TASK TO CARRY OUT: Lines containing the word "cererea" should be extracted in full.

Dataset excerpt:
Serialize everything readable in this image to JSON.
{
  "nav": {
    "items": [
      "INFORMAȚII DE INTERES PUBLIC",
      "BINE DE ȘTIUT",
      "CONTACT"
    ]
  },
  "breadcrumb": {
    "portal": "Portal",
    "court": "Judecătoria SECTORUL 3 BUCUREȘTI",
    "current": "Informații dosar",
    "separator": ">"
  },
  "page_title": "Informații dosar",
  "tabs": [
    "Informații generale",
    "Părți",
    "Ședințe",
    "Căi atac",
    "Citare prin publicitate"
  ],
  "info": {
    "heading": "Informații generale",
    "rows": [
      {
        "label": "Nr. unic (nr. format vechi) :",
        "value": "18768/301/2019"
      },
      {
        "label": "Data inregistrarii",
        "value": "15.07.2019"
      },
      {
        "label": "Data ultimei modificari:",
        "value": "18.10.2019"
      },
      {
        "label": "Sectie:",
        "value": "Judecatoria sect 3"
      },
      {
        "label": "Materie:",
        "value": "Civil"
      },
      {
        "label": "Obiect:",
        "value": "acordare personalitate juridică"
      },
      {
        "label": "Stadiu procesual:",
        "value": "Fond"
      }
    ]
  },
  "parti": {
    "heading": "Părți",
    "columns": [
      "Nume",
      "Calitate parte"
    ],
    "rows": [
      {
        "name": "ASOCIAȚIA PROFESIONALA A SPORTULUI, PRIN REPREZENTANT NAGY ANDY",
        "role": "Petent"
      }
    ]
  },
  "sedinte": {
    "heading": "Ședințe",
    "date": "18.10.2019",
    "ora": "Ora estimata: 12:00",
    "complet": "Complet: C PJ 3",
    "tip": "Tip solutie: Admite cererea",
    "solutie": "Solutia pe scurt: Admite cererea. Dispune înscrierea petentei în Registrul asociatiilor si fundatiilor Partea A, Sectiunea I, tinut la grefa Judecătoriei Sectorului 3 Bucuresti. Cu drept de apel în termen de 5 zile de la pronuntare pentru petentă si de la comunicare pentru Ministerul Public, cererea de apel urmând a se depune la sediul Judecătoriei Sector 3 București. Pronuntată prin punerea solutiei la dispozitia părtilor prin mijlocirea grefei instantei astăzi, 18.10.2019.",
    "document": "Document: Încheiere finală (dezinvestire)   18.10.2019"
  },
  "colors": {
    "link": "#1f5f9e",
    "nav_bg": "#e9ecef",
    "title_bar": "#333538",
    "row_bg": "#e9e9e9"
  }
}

WRITTEN SOLUTION:
    "tip": "Tip solutie: Admite cererea",
    "solutie": "Solutia pe scurt: Admite cererea. Dispune înscrierea petentei în Registrul asociatiilor si fundatiilor Partea A, Sectiunea I, tinut la grefa Judecătoriei Sectorului 3 Bucuresti. Cu drept de apel în termen de 5 zile de la pronuntare pentru petentă si de la comunicare pentru Ministerul Public, cererea de apel urmând a se depune la sediul Judecătoriei Sector 3 București. Pronuntată prin punerea solutiei la dispozitia părtilor prin mijlocirea grefei instantei astăzi, 18.10.2019.",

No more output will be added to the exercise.